EXERCISE DETAILS: Whenever a line in the entries below contains "screenshot", copy that line.

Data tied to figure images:
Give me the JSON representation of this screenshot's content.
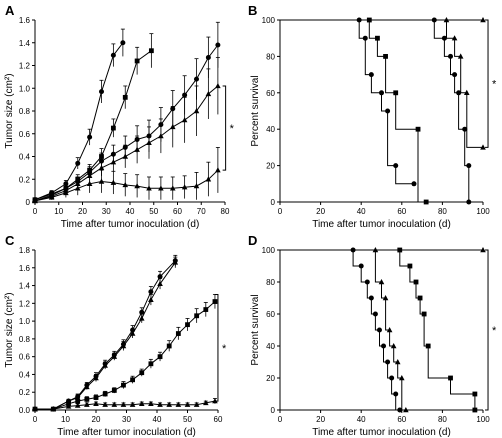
{
  "figure": {
    "star": "*"
  },
  "chart_data": [
    {
      "id": "A",
      "panel": "A",
      "type": "line",
      "xlabel": "Time after tumor inoculation (d)",
      "ylabel": "Tumor size (cm²)",
      "xlim": [
        0,
        80
      ],
      "ylim": [
        0,
        1.6
      ],
      "xticks": [
        0,
        10,
        20,
        30,
        40,
        50,
        60,
        70,
        80
      ],
      "yticks": [
        0,
        0.2,
        0.4,
        0.6,
        0.8,
        1.0,
        1.2,
        1.4,
        1.6
      ],
      "ytick_labels": [
        "0",
        "0.2",
        "0.4",
        "0.6",
        "0.8",
        "1.0",
        "1.2",
        "1.4",
        "1.6"
      ],
      "annotation": "*",
      "bracket": {
        "x": 79,
        "y_top": 1.02,
        "y_bottom": 0.28
      },
      "series": [
        {
          "marker": "circle",
          "x": [
            0,
            7,
            13,
            18,
            23,
            28,
            33,
            37
          ],
          "y": [
            0.02,
            0.08,
            0.16,
            0.34,
            0.57,
            0.97,
            1.29,
            1.4
          ],
          "err": [
            0.01,
            0.02,
            0.03,
            0.05,
            0.07,
            0.1,
            0.1,
            0.12
          ]
        },
        {
          "marker": "square",
          "x": [
            0,
            7,
            13,
            18,
            23,
            28,
            33,
            38,
            43,
            49
          ],
          "y": [
            0.02,
            0.07,
            0.12,
            0.2,
            0.28,
            0.4,
            0.65,
            0.92,
            1.24,
            1.33
          ],
          "err": [
            0.01,
            0.02,
            0.03,
            0.04,
            0.05,
            0.07,
            0.08,
            0.1,
            0.12,
            0.15
          ]
        },
        {
          "marker": "circle",
          "x": [
            0,
            7,
            13,
            18,
            23,
            28,
            33,
            38,
            43,
            48,
            53,
            58,
            63,
            68,
            73,
            77
          ],
          "y": [
            0.01,
            0.06,
            0.12,
            0.18,
            0.26,
            0.36,
            0.42,
            0.48,
            0.55,
            0.58,
            0.68,
            0.82,
            0.94,
            1.08,
            1.27,
            1.38
          ],
          "err": [
            0.01,
            0.02,
            0.03,
            0.04,
            0.05,
            0.07,
            0.08,
            0.1,
            0.12,
            0.14,
            0.15,
            0.16,
            0.17,
            0.18,
            0.18,
            0.2
          ]
        },
        {
          "marker": "triangle",
          "x": [
            0,
            7,
            13,
            18,
            23,
            28,
            33,
            38,
            43,
            48,
            53,
            58,
            63,
            68,
            73,
            77
          ],
          "y": [
            0.01,
            0.05,
            0.1,
            0.16,
            0.23,
            0.3,
            0.35,
            0.4,
            0.46,
            0.52,
            0.58,
            0.66,
            0.72,
            0.8,
            0.95,
            1.02
          ],
          "err": [
            0.01,
            0.02,
            0.03,
            0.04,
            0.05,
            0.07,
            0.08,
            0.1,
            0.12,
            0.14,
            0.15,
            0.18,
            0.2,
            0.22,
            0.22,
            0.25
          ]
        },
        {
          "marker": "triangle",
          "x": [
            0,
            7,
            13,
            18,
            23,
            28,
            33,
            38,
            43,
            48,
            53,
            58,
            63,
            68,
            73,
            77
          ],
          "y": [
            0.01,
            0.04,
            0.08,
            0.12,
            0.16,
            0.18,
            0.17,
            0.15,
            0.14,
            0.12,
            0.12,
            0.12,
            0.13,
            0.14,
            0.2,
            0.28
          ],
          "err": [
            0.01,
            0.02,
            0.04,
            0.06,
            0.08,
            0.1,
            0.1,
            0.1,
            0.1,
            0.1,
            0.1,
            0.1,
            0.1,
            0.12,
            0.15,
            0.2
          ]
        }
      ]
    },
    {
      "id": "B",
      "panel": "B",
      "type": "line",
      "xlabel": "Time after tumor inoculation (d)",
      "ylabel": "Percent survival",
      "xlim": [
        0,
        100
      ],
      "ylim": [
        0,
        100
      ],
      "xticks": [
        0,
        20,
        40,
        60,
        80,
        100
      ],
      "yticks": [
        0,
        20,
        40,
        60,
        80,
        100
      ],
      "annotation": "*",
      "bracket": {
        "x": 101,
        "y_top": 100,
        "y_bottom": 30
      },
      "series": [
        {
          "marker": "circle",
          "x": [
            0,
            39,
            39,
            42,
            42,
            45,
            45,
            50,
            50,
            53,
            53,
            57,
            57,
            66
          ],
          "y": [
            100,
            100,
            90,
            90,
            70,
            70,
            60,
            60,
            50,
            50,
            20,
            20,
            10,
            10
          ]
        },
        {
          "marker": "square",
          "x": [
            0,
            44,
            44,
            48,
            48,
            52,
            52,
            57,
            57,
            68,
            68,
            72
          ],
          "y": [
            100,
            100,
            90,
            90,
            80,
            80,
            60,
            60,
            40,
            40,
            0,
            0
          ]
        },
        {
          "marker": "circle",
          "x": [
            0,
            76,
            76,
            81,
            81,
            84,
            84,
            86,
            86,
            88,
            88,
            91,
            91,
            93,
            93
          ],
          "y": [
            100,
            100,
            90,
            90,
            80,
            80,
            70,
            70,
            60,
            60,
            40,
            40,
            20,
            20,
            0
          ]
        },
        {
          "marker": "triangle",
          "x": [
            0,
            82,
            82,
            86,
            86,
            89,
            89,
            92,
            92,
            96,
            96,
            100
          ],
          "y": [
            100,
            100,
            90,
            90,
            80,
            80,
            60,
            60,
            30,
            30,
            30,
            30
          ]
        },
        {
          "marker": "triangle",
          "x": [
            0,
            100
          ],
          "y": [
            100,
            100
          ]
        }
      ]
    },
    {
      "id": "C",
      "panel": "C",
      "type": "line",
      "xlabel": "Time after tumor inoculation (d)",
      "ylabel": "Tumor size (cm²)",
      "xlim": [
        0,
        60
      ],
      "ylim": [
        0,
        1.8
      ],
      "xticks": [
        0,
        10,
        20,
        30,
        40,
        50,
        60
      ],
      "yticks": [
        0,
        0.2,
        0.4,
        0.6,
        0.8,
        1.0,
        1.2,
        1.4,
        1.6,
        1.8
      ],
      "ytick_labels": [
        "0.0",
        "0.2",
        "0.4",
        "0.6",
        "0.8",
        "1.0",
        "1.2",
        "1.4",
        "1.6",
        "1.8"
      ],
      "annotation": "*",
      "bracket": {
        "x": 59,
        "y_top": 1.3,
        "y_bottom": 0.1
      },
      "series": [
        {
          "marker": "circle",
          "x": [
            0,
            6,
            11,
            14,
            17,
            20,
            23,
            26,
            29,
            32,
            35,
            38,
            41,
            46
          ],
          "y": [
            0.01,
            0.01,
            0.1,
            0.15,
            0.28,
            0.38,
            0.52,
            0.62,
            0.74,
            0.9,
            1.1,
            1.33,
            1.5,
            1.68
          ],
          "err": [
            0.01,
            0.01,
            0.02,
            0.03,
            0.03,
            0.04,
            0.04,
            0.04,
            0.05,
            0.05,
            0.05,
            0.06,
            0.06,
            0.06
          ]
        },
        {
          "marker": "triangle",
          "x": [
            0,
            6,
            11,
            14,
            17,
            20,
            23,
            26,
            29,
            32,
            35,
            38,
            41,
            46
          ],
          "y": [
            0.01,
            0.01,
            0.1,
            0.14,
            0.26,
            0.36,
            0.5,
            0.6,
            0.72,
            0.86,
            1.03,
            1.24,
            1.42,
            1.66
          ],
          "err": [
            0.01,
            0.01,
            0.02,
            0.03,
            0.03,
            0.04,
            0.04,
            0.04,
            0.05,
            0.05,
            0.05,
            0.06,
            0.06,
            0.06
          ]
        },
        {
          "marker": "square",
          "x": [
            0,
            6,
            11,
            14,
            17,
            20,
            23,
            26,
            29,
            32,
            35,
            38,
            41,
            44,
            47,
            50,
            53,
            56,
            59
          ],
          "y": [
            0.01,
            0.01,
            0.07,
            0.1,
            0.12,
            0.14,
            0.18,
            0.22,
            0.28,
            0.34,
            0.42,
            0.52,
            0.6,
            0.72,
            0.86,
            0.96,
            1.06,
            1.13,
            1.22
          ],
          "err": [
            0.01,
            0.01,
            0.02,
            0.02,
            0.03,
            0.03,
            0.03,
            0.03,
            0.04,
            0.04,
            0.04,
            0.05,
            0.05,
            0.06,
            0.07,
            0.07,
            0.08,
            0.08,
            0.08
          ]
        },
        {
          "marker": "triangle",
          "x": [
            0,
            6,
            11,
            14,
            17,
            20,
            23,
            26,
            29,
            32,
            35,
            38,
            41,
            44,
            47,
            50,
            53,
            56,
            59
          ],
          "y": [
            0.01,
            0.01,
            0.04,
            0.05,
            0.06,
            0.07,
            0.06,
            0.06,
            0.06,
            0.06,
            0.07,
            0.07,
            0.06,
            0.06,
            0.06,
            0.06,
            0.06,
            0.08,
            0.1
          ],
          "err": [
            0.01,
            0.01,
            0.01,
            0.02,
            0.02,
            0.02,
            0.02,
            0.02,
            0.02,
            0.02,
            0.02,
            0.02,
            0.02,
            0.02,
            0.02,
            0.02,
            0.02,
            0.02,
            0.03
          ]
        }
      ]
    },
    {
      "id": "D",
      "panel": "D",
      "type": "line",
      "xlabel": "Time after tumor inoculation (d)",
      "ylabel": "Percent survival",
      "xlim": [
        0,
        100
      ],
      "ylim": [
        0,
        100
      ],
      "xticks": [
        0,
        20,
        40,
        60,
        80,
        100
      ],
      "yticks": [
        0,
        20,
        40,
        60,
        80,
        100
      ],
      "annotation": "*",
      "bracket": {
        "x": 101,
        "y_top": 100,
        "y_bottom": 0
      },
      "series": [
        {
          "marker": "circle",
          "x": [
            0,
            36,
            36,
            40,
            40,
            43,
            43,
            45,
            45,
            47,
            47,
            49,
            49,
            51,
            51,
            53,
            53,
            55,
            55,
            57,
            57,
            59
          ],
          "y": [
            100,
            100,
            90,
            90,
            80,
            80,
            70,
            70,
            60,
            60,
            50,
            50,
            40,
            40,
            30,
            30,
            20,
            20,
            10,
            10,
            0,
            0
          ]
        },
        {
          "marker": "triangle",
          "x": [
            0,
            47,
            47,
            50,
            50,
            52,
            52,
            54,
            54,
            56,
            56,
            58,
            58,
            60,
            60,
            62
          ],
          "y": [
            100,
            100,
            80,
            80,
            70,
            70,
            50,
            50,
            40,
            40,
            30,
            30,
            20,
            20,
            0,
            0
          ]
        },
        {
          "marker": "square",
          "x": [
            0,
            59,
            59,
            64,
            64,
            67,
            67,
            69,
            69,
            71,
            71,
            73,
            73,
            84,
            84,
            96,
            96
          ],
          "y": [
            100,
            100,
            90,
            90,
            80,
            80,
            70,
            70,
            60,
            60,
            40,
            40,
            20,
            20,
            10,
            10,
            0
          ]
        },
        {
          "marker": "triangle",
          "x": [
            0,
            100
          ],
          "y": [
            100,
            100
          ]
        }
      ]
    }
  ]
}
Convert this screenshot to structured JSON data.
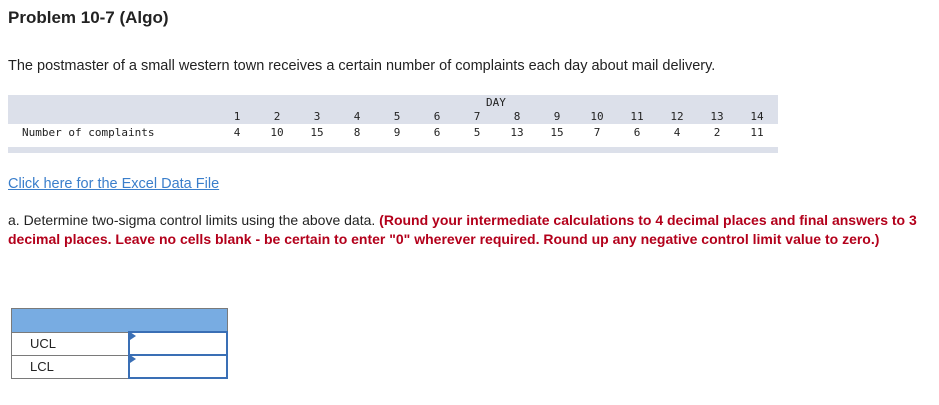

RESPONSE TO THE EXERCISE:
Give me the JSON representation of this screenshot's content.
Convert this screenshot to structured JSON data.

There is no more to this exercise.